Short exercise
Every line holding the string "into" should be gathered.

[Records]
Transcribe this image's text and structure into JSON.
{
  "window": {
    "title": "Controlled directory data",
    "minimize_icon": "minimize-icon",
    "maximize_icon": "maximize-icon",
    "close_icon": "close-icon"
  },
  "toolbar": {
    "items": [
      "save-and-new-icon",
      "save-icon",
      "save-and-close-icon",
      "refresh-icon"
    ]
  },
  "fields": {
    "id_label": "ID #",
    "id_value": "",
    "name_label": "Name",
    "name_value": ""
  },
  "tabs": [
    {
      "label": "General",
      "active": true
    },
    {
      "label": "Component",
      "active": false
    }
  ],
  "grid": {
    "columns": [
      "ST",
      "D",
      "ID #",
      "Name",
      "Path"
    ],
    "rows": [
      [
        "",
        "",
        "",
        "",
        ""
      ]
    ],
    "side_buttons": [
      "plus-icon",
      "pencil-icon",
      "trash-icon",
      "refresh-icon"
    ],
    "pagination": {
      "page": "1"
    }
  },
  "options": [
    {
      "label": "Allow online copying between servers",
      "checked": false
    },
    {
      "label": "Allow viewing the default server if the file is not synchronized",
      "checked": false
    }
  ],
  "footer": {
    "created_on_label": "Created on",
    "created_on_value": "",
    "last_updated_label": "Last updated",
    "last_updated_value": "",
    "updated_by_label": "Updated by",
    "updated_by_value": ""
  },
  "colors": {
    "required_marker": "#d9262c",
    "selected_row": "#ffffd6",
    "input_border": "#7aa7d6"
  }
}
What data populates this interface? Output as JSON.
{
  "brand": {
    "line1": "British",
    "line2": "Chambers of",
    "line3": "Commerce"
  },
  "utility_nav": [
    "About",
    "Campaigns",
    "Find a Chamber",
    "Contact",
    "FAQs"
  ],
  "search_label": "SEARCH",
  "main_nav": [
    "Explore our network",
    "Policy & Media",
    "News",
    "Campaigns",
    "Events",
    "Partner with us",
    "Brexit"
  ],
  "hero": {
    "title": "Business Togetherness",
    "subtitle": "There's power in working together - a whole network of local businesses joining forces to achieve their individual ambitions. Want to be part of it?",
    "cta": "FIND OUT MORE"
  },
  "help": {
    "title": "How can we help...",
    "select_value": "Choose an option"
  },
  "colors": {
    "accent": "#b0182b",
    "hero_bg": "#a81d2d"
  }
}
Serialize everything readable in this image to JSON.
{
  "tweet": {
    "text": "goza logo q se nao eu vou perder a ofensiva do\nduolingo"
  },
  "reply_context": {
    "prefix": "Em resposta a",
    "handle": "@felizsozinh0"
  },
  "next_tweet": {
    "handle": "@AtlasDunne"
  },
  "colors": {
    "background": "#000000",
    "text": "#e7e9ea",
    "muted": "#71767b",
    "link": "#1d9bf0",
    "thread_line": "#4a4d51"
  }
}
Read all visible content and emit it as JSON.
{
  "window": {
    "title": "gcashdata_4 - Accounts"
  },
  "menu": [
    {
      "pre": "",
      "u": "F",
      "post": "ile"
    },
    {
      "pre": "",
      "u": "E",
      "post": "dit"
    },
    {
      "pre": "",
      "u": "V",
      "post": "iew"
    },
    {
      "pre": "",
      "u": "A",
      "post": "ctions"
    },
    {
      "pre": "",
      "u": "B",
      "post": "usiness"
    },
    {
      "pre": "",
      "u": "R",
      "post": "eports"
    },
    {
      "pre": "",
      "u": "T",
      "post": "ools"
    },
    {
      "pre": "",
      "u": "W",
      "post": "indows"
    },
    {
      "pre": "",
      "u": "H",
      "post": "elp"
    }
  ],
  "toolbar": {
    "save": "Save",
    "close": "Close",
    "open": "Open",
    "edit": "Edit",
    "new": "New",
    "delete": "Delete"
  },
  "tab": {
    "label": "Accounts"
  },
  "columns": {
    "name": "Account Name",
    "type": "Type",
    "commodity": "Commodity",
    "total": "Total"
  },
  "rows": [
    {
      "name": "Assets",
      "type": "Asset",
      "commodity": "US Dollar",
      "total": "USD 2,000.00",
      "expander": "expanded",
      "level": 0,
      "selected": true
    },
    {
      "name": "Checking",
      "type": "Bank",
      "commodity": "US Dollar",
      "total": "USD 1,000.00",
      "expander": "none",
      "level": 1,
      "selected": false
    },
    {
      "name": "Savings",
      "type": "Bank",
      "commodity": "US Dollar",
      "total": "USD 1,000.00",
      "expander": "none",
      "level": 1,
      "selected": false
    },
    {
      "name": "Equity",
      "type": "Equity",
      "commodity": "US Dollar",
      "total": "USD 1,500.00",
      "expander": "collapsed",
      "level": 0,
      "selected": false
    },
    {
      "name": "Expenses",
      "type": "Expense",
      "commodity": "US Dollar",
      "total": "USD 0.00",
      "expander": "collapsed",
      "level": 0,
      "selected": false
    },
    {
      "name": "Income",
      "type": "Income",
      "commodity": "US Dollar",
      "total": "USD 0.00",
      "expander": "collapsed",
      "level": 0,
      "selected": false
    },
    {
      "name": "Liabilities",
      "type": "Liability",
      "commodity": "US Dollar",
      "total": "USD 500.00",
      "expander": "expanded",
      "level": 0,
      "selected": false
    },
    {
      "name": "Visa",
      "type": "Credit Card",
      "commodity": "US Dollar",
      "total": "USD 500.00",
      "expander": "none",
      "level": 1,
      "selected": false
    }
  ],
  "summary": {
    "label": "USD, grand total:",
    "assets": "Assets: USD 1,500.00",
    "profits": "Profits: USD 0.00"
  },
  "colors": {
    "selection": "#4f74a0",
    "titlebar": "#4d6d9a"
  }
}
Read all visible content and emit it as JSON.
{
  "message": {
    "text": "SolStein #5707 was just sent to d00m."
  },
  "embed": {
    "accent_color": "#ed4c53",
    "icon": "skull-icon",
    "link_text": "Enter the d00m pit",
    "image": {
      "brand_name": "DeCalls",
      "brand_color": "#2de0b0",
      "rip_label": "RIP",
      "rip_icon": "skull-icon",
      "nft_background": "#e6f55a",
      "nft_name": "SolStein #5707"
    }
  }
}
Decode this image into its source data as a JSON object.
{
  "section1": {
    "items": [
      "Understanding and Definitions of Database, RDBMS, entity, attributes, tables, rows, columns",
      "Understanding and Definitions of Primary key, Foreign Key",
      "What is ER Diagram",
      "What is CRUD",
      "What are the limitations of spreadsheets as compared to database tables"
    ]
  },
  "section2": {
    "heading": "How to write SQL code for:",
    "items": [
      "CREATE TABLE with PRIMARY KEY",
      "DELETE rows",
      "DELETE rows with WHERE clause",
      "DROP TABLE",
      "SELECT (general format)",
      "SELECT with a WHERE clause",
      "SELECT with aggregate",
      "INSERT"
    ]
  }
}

Final result
Transcribe this image's text and structure into JSON.
Decode this image into its source data as a JSON object.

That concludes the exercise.